## [WHAT THE TASK ASKS]
Transcribe the entries below exactly; leave every image out.

## [INPUT DATA]

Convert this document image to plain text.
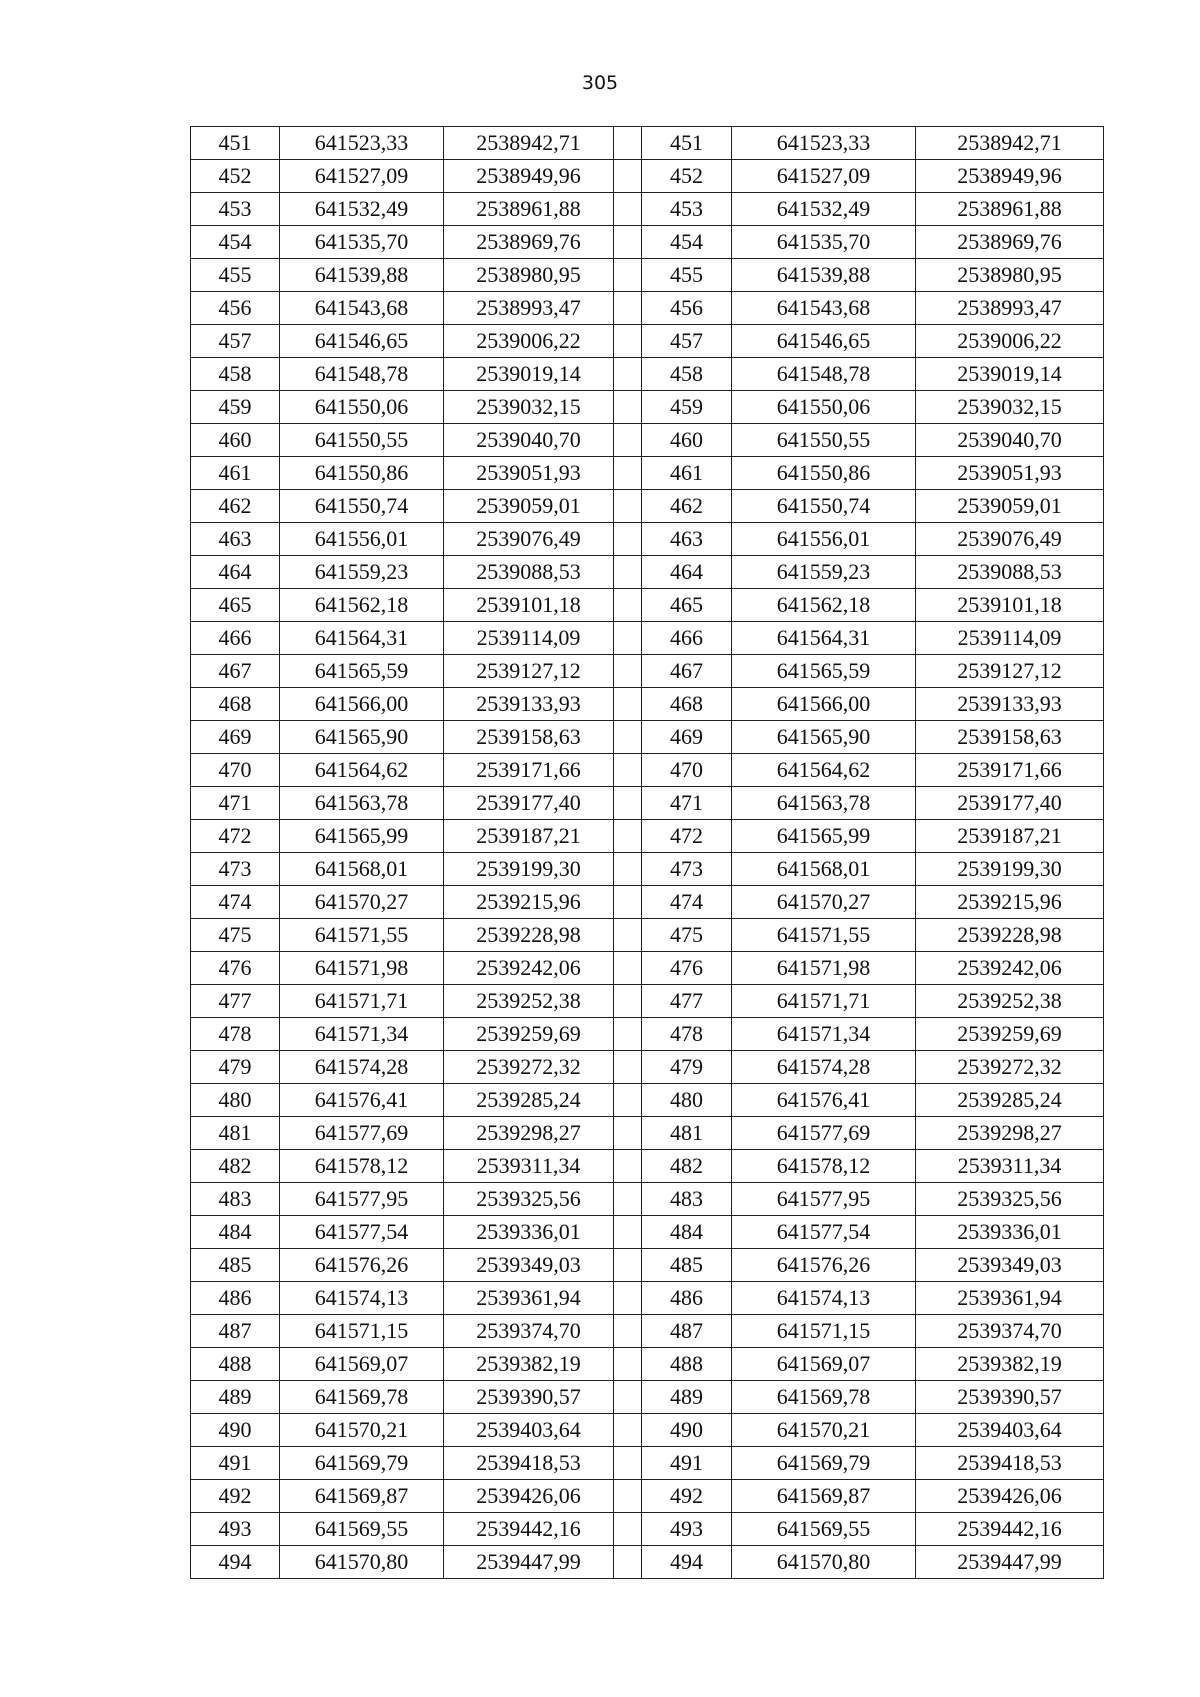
305
451	641523,33	2538942,71		451	641523,33	2538942,71
452	641527,09	2538949,96		452	641527,09	2538949,96
453	641532,49	2538961,88		453	641532,49	2538961,88
454	641535,70	2538969,76		454	641535,70	2538969,76
455	641539,88	2538980,95		455	641539,88	2538980,95
456	641543,68	2538993,47		456	641543,68	2538993,47
457	641546,65	2539006,22		457	641546,65	2539006,22
458	641548,78	2539019,14		458	641548,78	2539019,14
459	641550,06	2539032,15		459	641550,06	2539032,15
460	641550,55	2539040,70		460	641550,55	2539040,70
461	641550,86	2539051,93		461	641550,86	2539051,93
462	641550,74	2539059,01		462	641550,74	2539059,01
463	641556,01	2539076,49		463	641556,01	2539076,49
464	641559,23	2539088,53		464	641559,23	2539088,53
465	641562,18	2539101,18		465	641562,18	2539101,18
466	641564,31	2539114,09		466	641564,31	2539114,09
467	641565,59	2539127,12		467	641565,59	2539127,12
468	641566,00	2539133,93		468	641566,00	2539133,93
469	641565,90	2539158,63		469	641565,90	2539158,63
470	641564,62	2539171,66		470	641564,62	2539171,66
471	641563,78	2539177,40		471	641563,78	2539177,40
472	641565,99	2539187,21		472	641565,99	2539187,21
473	641568,01	2539199,30		473	641568,01	2539199,30
474	641570,27	2539215,96		474	641570,27	2539215,96
475	641571,55	2539228,98		475	641571,55	2539228,98
476	641571,98	2539242,06		476	641571,98	2539242,06
477	641571,71	2539252,38		477	641571,71	2539252,38
478	641571,34	2539259,69		478	641571,34	2539259,69
479	641574,28	2539272,32		479	641574,28	2539272,32
480	641576,41	2539285,24		480	641576,41	2539285,24
481	641577,69	2539298,27		481	641577,69	2539298,27
482	641578,12	2539311,34		482	641578,12	2539311,34
483	641577,95	2539325,56		483	641577,95	2539325,56
484	641577,54	2539336,01		484	641577,54	2539336,01
485	641576,26	2539349,03		485	641576,26	2539349,03
486	641574,13	2539361,94		486	641574,13	2539361,94
487	641571,15	2539374,70		487	641571,15	2539374,70
488	641569,07	2539382,19		488	641569,07	2539382,19
489	641569,78	2539390,57		489	641569,78	2539390,57
490	641570,21	2539403,64		490	641570,21	2539403,64
491	641569,79	2539418,53		491	641569,79	2539418,53
492	641569,87	2539426,06		492	641569,87	2539426,06
493	641569,55	2539442,16		493	641569,55	2539442,16
494	641570,80	2539447,99		494	641570,80	2539447,99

## [OUTPUT]
Convert this document image to plain text.
305
451	641523,33	2538942,71		451	641523,33	2538942,71
452	641527,09	2538949,96		452	641527,09	2538949,96
453	641532,49	2538961,88		453	641532,49	2538961,88
454	641535,70	2538969,76		454	641535,70	2538969,76
455	641539,88	2538980,95		455	641539,88	2538980,95
456	641543,68	2538993,47		456	641543,68	2538993,47
457	641546,65	2539006,22		457	641546,65	2539006,22
458	641548,78	2539019,14		458	641548,78	2539019,14
459	641550,06	2539032,15		459	641550,06	2539032,15
460	641550,55	2539040,70		460	641550,55	2539040,70
461	641550,86	2539051,93		461	641550,86	2539051,93
462	641550,74	2539059,01		462	641550,74	2539059,01
463	641556,01	2539076,49		463	641556,01	2539076,49
464	641559,23	2539088,53		464	641559,23	2539088,53
465	641562,18	2539101,18		465	641562,18	2539101,18
466	641564,31	2539114,09		466	641564,31	2539114,09
467	641565,59	2539127,12		467	641565,59	2539127,12
468	641566,00	2539133,93		468	641566,00	2539133,93
469	641565,90	2539158,63		469	641565,90	2539158,63
470	641564,62	2539171,66		470	641564,62	2539171,66
471	641563,78	2539177,40		471	641563,78	2539177,40
472	641565,99	2539187,21		472	641565,99	2539187,21
473	641568,01	2539199,30		473	641568,01	2539199,30
474	641570,27	2539215,96		474	641570,27	2539215,96
475	641571,55	2539228,98		475	641571,55	2539228,98
476	641571,98	2539242,06		476	641571,98	2539242,06
477	641571,71	2539252,38		477	641571,71	2539252,38
478	641571,34	2539259,69		478	641571,34	2539259,69
479	641574,28	2539272,32		479	641574,28	2539272,32
480	641576,41	2539285,24		480	641576,41	2539285,24
481	641577,69	2539298,27		481	641577,69	2539298,27
482	641578,12	2539311,34		482	641578,12	2539311,34
483	641577,95	2539325,56		483	641577,95	2539325,56
484	641577,54	2539336,01		484	641577,54	2539336,01
485	641576,26	2539349,03		485	641576,26	2539349,03
486	641574,13	2539361,94		486	641574,13	2539361,94
487	641571,15	2539374,70		487	641571,15	2539374,70
488	641569,07	2539382,19		488	641569,07	2539382,19
489	641569,78	2539390,57		489	641569,78	2539390,57
490	641570,21	2539403,64		490	641570,21	2539403,64
491	641569,79	2539418,53		491	641569,79	2539418,53
492	641569,87	2539426,06		492	641569,87	2539426,06
493	641569,55	2539442,16		493	641569,55	2539442,16
494	641570,80	2539447,99		494	641570,80	2539447,99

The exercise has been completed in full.